=== Do this ===
Print the listing below in its entirety, character for character.

=== Material to process ===
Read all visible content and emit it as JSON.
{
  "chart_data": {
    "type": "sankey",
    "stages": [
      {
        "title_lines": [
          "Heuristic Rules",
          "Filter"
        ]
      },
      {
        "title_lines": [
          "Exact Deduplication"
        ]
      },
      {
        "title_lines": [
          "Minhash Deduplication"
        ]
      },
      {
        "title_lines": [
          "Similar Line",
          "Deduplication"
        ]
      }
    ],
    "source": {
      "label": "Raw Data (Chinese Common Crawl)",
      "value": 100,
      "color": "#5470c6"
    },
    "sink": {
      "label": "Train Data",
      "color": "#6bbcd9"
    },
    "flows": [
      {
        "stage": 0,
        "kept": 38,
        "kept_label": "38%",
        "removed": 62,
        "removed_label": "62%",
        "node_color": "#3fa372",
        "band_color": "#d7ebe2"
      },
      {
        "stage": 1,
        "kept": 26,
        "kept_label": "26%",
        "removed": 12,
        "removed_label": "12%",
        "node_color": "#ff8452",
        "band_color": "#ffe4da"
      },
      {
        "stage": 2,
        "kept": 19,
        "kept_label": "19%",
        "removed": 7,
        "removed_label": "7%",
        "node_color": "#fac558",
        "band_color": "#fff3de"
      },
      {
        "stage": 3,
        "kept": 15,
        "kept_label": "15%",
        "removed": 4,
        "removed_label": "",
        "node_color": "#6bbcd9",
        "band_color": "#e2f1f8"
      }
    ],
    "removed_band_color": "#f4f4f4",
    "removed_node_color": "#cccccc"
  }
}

=== Exercise result ===
Read all visible content and emit it as JSON.
{
  "chart_data": {
    "type": "sankey",
    "stages": [
      {
        "title_lines": [
          "Heuristic Rules",
          "Filter"
        ]
      },
      {
        "title_lines": [
          "Exact Deduplication"
        ]
      },
      {
        "title_lines": [
          "Minhash Deduplication"
        ]
      },
      {
        "title_lines": [
          "Similar Line",
          "Deduplication"
        ]
      }
    ],
    "source": {
      "label": "Raw Data (Chinese Common Crawl)",
      "value": 100,
      "color": "#5470c6"
    },
    "sink": {
      "label": "Train Data",
      "color": "#6bbcd9"
    },
    "flows": [
      {
        "stage": 0,
        "kept": 38,
        "kept_label": "38%",
        "removed": 62,
        "removed_label": "62%",
        "node_color": "#3fa372",
        "band_color": "#d7ebe2"
      },
      {
        "stage": 1,
        "kept": 26,
        "kept_label": "26%",
        "removed": 12,
        "removed_label": "12%",
        "node_color": "#ff8452",
        "band_color": "#ffe4da"
      },
      {
        "stage": 2,
        "kept": 19,
        "kept_label": "19%",
        "removed": 7,
        "removed_label": "7%",
        "node_color": "#fac558",
        "band_color": "#fff3de"
      },
      {
        "stage": 3,
        "kept": 15,
        "kept_label": "15%",
        "removed": 4,
        "removed_label": "",
        "node_color": "#6bbcd9",
        "band_color": "#e2f1f8"
      }
    ],
    "removed_band_color": "#f4f4f4",
    "removed_node_color": "#cccccc"
  }
}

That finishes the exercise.